Exercise input:
*****

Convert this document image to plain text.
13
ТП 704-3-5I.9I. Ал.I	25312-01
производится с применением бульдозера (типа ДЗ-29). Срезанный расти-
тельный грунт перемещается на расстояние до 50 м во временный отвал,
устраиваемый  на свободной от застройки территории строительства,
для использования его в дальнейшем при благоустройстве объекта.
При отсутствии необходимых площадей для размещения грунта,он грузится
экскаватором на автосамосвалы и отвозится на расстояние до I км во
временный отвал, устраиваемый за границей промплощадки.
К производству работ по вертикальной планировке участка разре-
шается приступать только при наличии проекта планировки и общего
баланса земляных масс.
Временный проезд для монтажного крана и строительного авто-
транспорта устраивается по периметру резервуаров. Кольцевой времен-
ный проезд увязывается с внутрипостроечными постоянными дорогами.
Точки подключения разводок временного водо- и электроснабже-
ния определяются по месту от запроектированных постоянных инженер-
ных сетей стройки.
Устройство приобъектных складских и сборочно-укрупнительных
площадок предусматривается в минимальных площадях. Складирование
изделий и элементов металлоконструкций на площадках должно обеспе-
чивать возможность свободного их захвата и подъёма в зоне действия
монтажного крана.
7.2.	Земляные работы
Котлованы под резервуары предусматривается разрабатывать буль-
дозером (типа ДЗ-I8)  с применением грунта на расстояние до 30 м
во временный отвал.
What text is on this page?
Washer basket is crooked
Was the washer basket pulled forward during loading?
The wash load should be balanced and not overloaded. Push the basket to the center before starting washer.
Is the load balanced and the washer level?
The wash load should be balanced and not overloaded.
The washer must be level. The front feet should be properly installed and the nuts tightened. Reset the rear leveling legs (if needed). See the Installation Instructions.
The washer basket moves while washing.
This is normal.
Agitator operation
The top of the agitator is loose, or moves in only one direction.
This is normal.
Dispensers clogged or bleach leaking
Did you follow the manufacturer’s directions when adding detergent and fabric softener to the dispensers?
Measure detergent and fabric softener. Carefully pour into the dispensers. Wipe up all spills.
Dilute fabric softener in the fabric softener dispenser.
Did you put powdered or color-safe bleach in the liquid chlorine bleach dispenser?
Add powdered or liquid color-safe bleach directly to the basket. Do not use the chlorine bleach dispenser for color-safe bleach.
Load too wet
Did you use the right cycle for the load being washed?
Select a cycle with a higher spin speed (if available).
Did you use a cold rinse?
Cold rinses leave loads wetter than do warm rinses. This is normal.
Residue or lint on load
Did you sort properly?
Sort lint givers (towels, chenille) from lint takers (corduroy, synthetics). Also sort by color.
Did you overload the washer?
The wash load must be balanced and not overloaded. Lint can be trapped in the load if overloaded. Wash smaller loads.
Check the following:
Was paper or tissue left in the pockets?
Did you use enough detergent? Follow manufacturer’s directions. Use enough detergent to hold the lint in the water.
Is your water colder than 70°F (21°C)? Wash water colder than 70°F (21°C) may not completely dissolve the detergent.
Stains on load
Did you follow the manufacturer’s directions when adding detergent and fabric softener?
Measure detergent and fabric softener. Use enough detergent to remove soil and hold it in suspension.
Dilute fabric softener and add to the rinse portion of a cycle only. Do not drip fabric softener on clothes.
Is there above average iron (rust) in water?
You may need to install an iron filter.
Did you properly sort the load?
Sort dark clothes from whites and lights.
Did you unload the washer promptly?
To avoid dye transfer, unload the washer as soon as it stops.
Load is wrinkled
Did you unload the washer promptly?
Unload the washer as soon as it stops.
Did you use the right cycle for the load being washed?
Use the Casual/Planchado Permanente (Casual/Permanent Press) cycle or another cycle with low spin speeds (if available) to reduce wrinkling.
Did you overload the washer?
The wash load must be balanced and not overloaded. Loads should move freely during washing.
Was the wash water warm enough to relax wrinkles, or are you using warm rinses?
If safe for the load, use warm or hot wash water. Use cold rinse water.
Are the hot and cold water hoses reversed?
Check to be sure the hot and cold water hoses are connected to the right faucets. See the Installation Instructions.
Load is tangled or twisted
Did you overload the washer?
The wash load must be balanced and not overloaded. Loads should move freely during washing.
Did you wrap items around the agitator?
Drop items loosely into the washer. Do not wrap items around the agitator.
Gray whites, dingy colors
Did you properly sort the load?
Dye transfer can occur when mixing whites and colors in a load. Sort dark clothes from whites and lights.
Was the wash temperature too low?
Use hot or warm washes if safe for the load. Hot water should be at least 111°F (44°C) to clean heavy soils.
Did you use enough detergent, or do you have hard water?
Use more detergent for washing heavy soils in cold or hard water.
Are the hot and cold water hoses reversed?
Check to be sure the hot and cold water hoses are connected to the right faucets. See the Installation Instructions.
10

*****

State how many lines include the string "balanced". Give no other information.

6